**Stated task**
Nothing may be dropped or altered: reproduce all the data.
%%
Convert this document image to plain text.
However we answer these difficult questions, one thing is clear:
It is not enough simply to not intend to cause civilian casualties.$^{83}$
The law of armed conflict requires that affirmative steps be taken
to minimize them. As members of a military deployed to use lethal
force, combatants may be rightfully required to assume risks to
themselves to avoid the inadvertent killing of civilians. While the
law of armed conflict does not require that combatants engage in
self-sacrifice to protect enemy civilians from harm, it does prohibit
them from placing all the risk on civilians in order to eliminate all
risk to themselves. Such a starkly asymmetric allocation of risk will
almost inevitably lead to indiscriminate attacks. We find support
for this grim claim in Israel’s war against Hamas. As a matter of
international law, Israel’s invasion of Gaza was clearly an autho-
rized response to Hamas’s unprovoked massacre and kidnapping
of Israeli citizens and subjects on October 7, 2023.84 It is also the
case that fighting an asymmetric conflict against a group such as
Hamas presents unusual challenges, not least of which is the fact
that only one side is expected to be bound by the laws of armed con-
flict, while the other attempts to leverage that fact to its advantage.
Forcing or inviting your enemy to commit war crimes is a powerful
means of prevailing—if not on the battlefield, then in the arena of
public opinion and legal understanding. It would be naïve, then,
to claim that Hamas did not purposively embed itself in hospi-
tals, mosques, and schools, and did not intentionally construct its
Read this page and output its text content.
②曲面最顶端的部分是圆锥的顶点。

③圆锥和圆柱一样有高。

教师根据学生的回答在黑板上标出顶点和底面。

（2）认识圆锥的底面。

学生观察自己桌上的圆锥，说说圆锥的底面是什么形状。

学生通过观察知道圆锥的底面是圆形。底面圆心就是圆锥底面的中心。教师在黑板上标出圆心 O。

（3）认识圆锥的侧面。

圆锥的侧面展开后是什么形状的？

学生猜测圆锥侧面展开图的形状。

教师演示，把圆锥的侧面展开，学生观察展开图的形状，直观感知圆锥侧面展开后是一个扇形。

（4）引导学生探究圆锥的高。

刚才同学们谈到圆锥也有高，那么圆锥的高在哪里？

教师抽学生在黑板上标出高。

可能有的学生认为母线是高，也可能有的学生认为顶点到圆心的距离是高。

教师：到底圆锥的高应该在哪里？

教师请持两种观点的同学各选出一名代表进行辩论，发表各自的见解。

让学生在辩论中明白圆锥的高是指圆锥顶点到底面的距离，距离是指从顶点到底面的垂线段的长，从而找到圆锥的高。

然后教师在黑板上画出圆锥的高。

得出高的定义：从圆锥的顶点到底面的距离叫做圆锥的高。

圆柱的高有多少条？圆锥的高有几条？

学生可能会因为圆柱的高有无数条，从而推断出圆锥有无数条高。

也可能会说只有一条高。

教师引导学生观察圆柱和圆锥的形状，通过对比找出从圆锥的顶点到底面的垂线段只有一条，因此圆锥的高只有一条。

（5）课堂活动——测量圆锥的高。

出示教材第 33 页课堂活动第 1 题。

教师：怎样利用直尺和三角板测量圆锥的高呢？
%%
**Completed task**
Convert this document image to plain text.
However we answer these difficult questions, one thing is clear:
It is not enough simply to not intend to cause civilian casualties.$^{83}$
The law of armed conflict requires that affirmative steps be taken
to minimize them. As members of a military deployed to use lethal
force, combatants may be rightfully required to assume risks to
themselves to avoid the inadvertent killing of civilians. While the
law of armed conflict does not require that combatants engage in
self-sacrifice to protect enemy civilians from harm, it does prohibit
them from placing all the risk on civilians in order to eliminate all
risk to themselves. Such a starkly asymmetric allocation of risk will
almost inevitably lead to indiscriminate attacks. We find support
for this grim claim in Israel’s war against Hamas. As a matter of
international law, Israel’s invasion of Gaza was clearly an autho-
rized response to Hamas’s unprovoked massacre and kidnapping
of Israeli citizens and subjects on October 7, 2023.84 It is also the
case that fighting an asymmetric conflict against a group such as
Hamas presents unusual challenges, not least of which is the fact
that only one side is expected to be bound by the laws of armed con-
flict, while the other attempts to leverage that fact to its advantage.
Forcing or inviting your enemy to commit war crimes is a powerful
means of prevailing—if not on the battlefield, then in the arena of
public opinion and legal understanding. It would be naïve, then,
to claim that Hamas did not purposively embed itself in hospi-
tals, mosques, and schools, and did not intentionally construct its
Read this page and output its text content.
②曲面最顶端的部分是圆锥的顶点。

③圆锥和圆柱一样有高。

教师根据学生的回答在黑板上标出顶点和底面。

（2）认识圆锥的底面。

学生观察自己桌上的圆锥，说说圆锥的底面是什么形状。

学生通过观察知道圆锥的底面是圆形。底面圆心就是圆锥底面的中心。教师在黑板上标出圆心 O。

（3）认识圆锥的侧面。

圆锥的侧面展开后是什么形状的？

学生猜测圆锥侧面展开图的形状。

教师演示，把圆锥的侧面展开，学生观察展开图的形状，直观感知圆锥侧面展开后是一个扇形。

（4）引导学生探究圆锥的高。

刚才同学们谈到圆锥也有高，那么圆锥的高在哪里？

教师抽学生在黑板上标出高。

可能有的学生认为母线是高，也可能有的学生认为顶点到圆心的距离是高。

教师：到底圆锥的高应该在哪里？

教师请持两种观点的同学各选出一名代表进行辩论，发表各自的见解。

让学生在辩论中明白圆锥的高是指圆锥顶点到底面的距离，距离是指从顶点到底面的垂线段的长，从而找到圆锥的高。

然后教师在黑板上画出圆锥的高。

得出高的定义：从圆锥的顶点到底面的距离叫做圆锥的高。

圆柱的高有多少条？圆锥的高有几条？

学生可能会因为圆柱的高有无数条，从而推断出圆锥有无数条高。

也可能会说只有一条高。

教师引导学生观察圆柱和圆锥的形状，通过对比找出从圆锥的顶点到底面的垂线段只有一条，因此圆锥的高只有一条。

（5）课堂活动——测量圆锥的高。

出示教材第 33 页课堂活动第 1 题。

教师：怎样利用直尺和三角板测量圆锥的高呢？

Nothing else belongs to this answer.